**Exercise aim**
Word for word, print each line of the listing below; pictures stay out.

**The input**
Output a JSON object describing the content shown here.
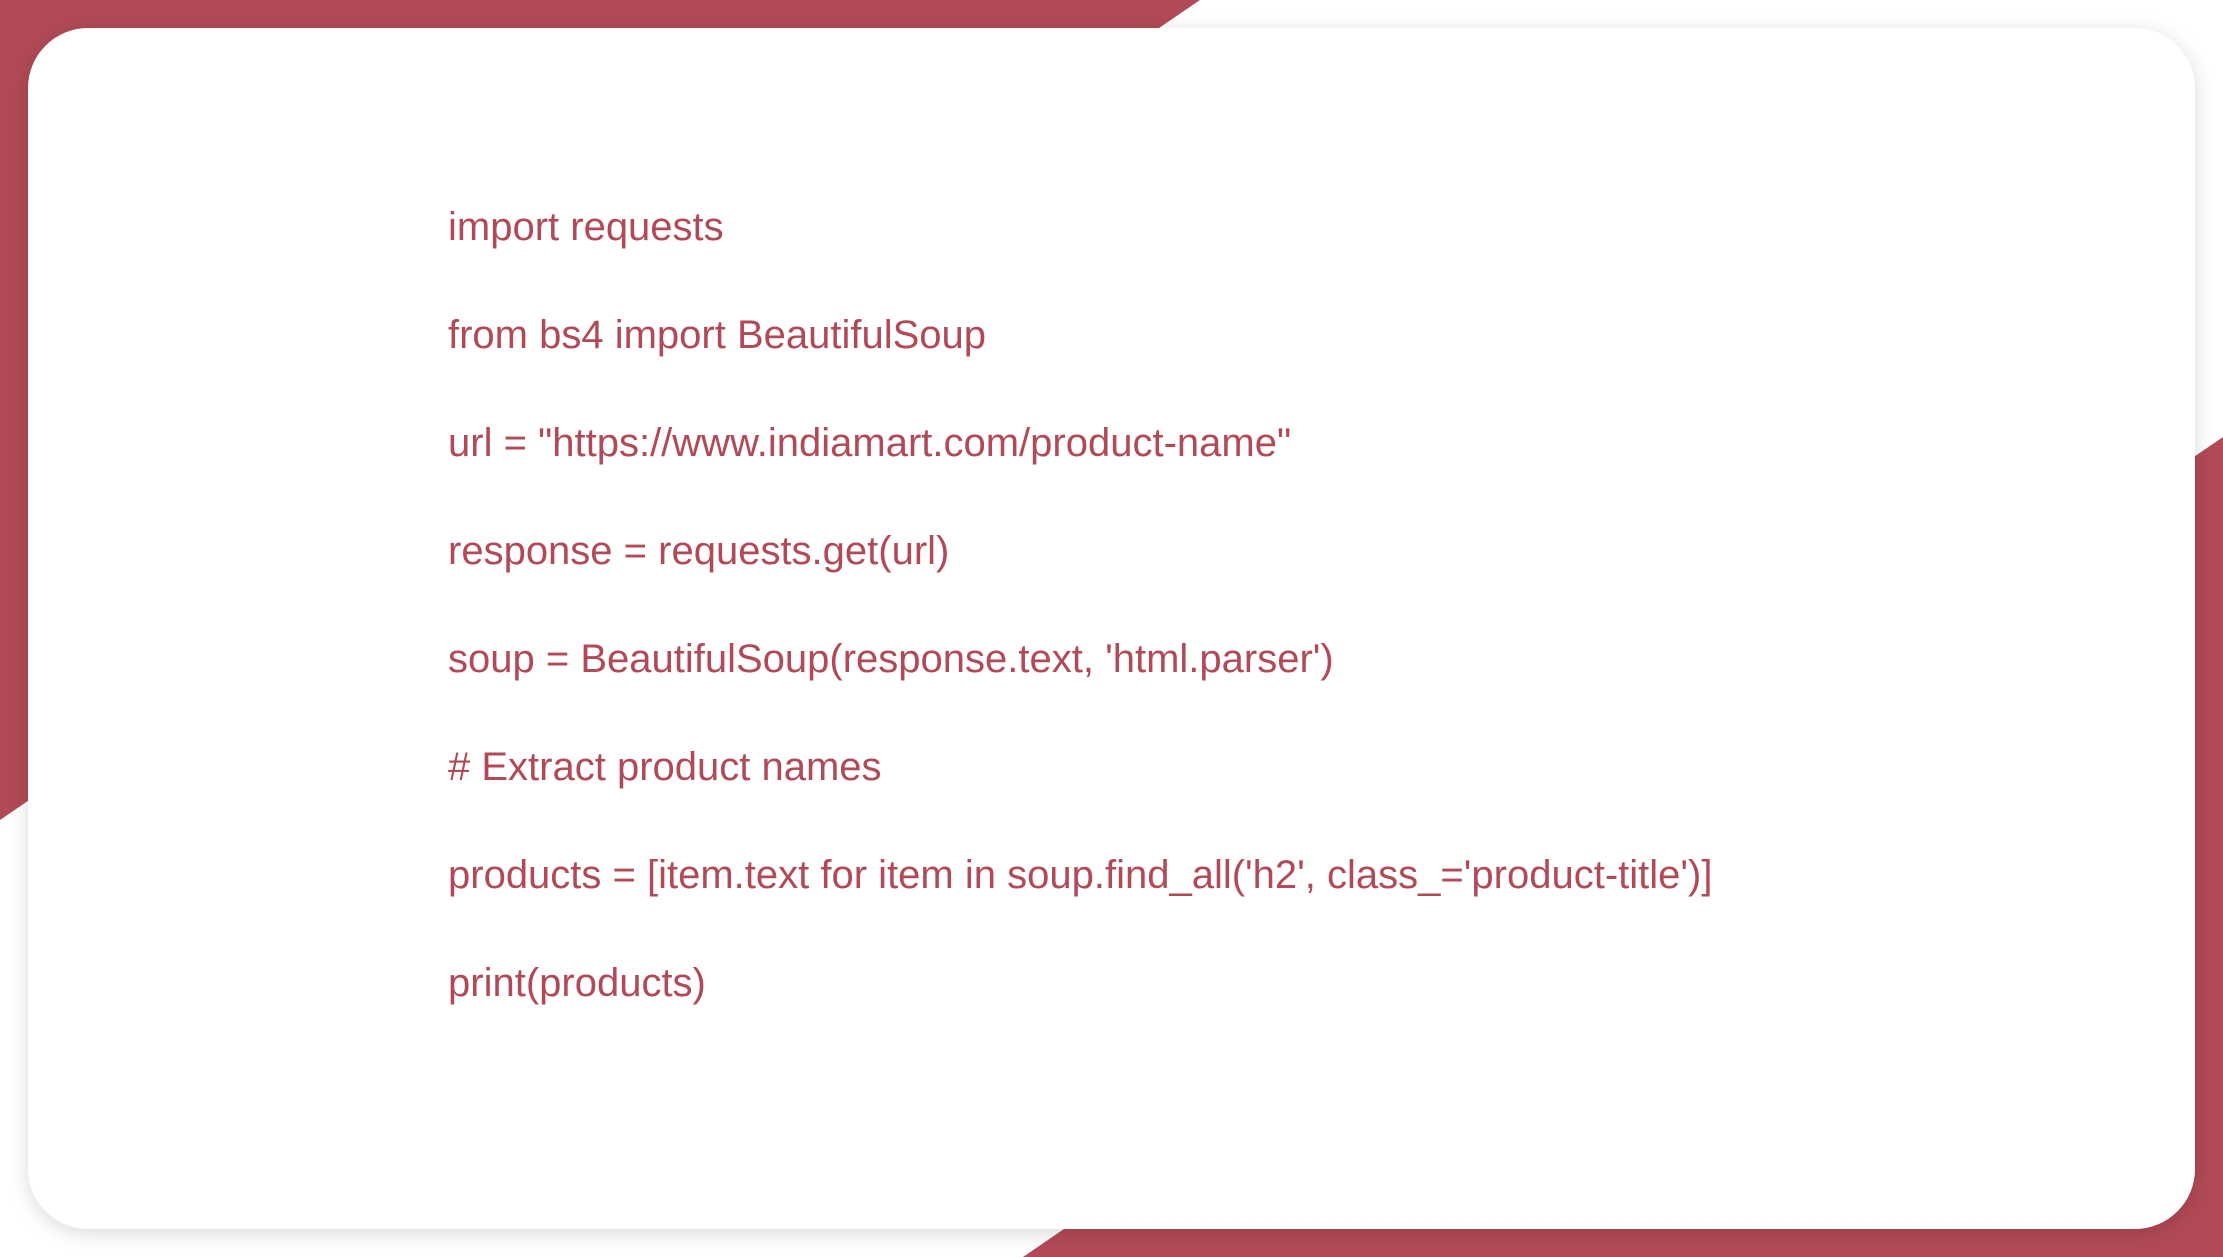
{
  "code": {
    "lines": [
      "import requests",
      "from bs4 import BeautifulSoup",
      "url = \"https://www.indiamart.com/product-name\"",
      "response = requests.get(url)",
      "soup = BeautifulSoup(response.text, 'html.parser')",
      "# Extract product names",
      "products = [item.text for item in soup.find_all('h2', class_='product-title')]",
      "print(products)"
    ]
  }
}
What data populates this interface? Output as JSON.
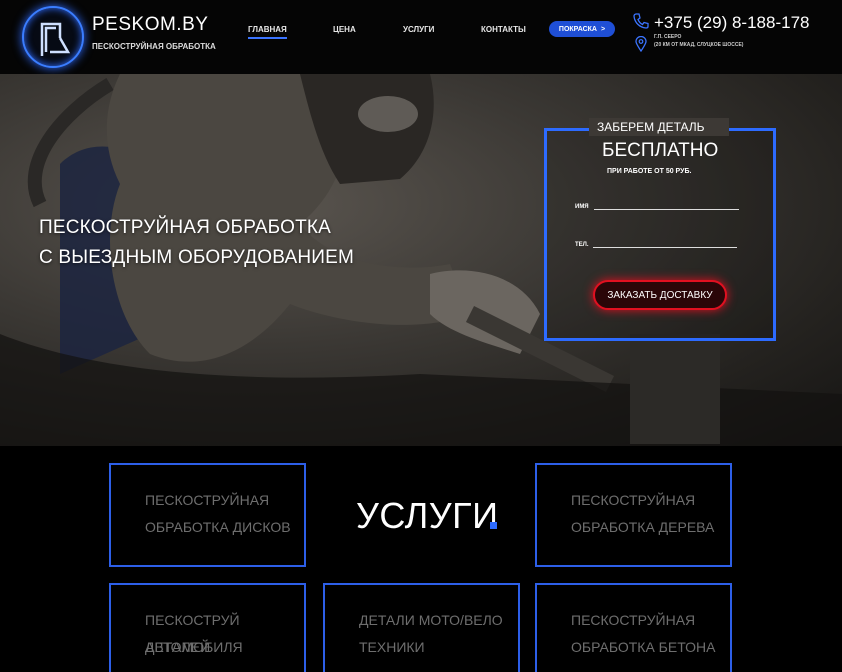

**Output for this exercise**
Output a JSON object describing the content shown here.
{
  "code": {
    "lines": [
      "import requests",
      "from bs4 import BeautifulSoup",
      "url = \"https://www.indiamart.com/product-name\"",
      "response = requests.get(url)",
      "soup = BeautifulSoup(response.text, 'html.parser')",
      "# Extract product names",
      "products = [item.text for item in soup.find_all('h2', class_='product-title')]",
      "print(products)"
    ]
  }
}
What data populates this interface? Output as JSON.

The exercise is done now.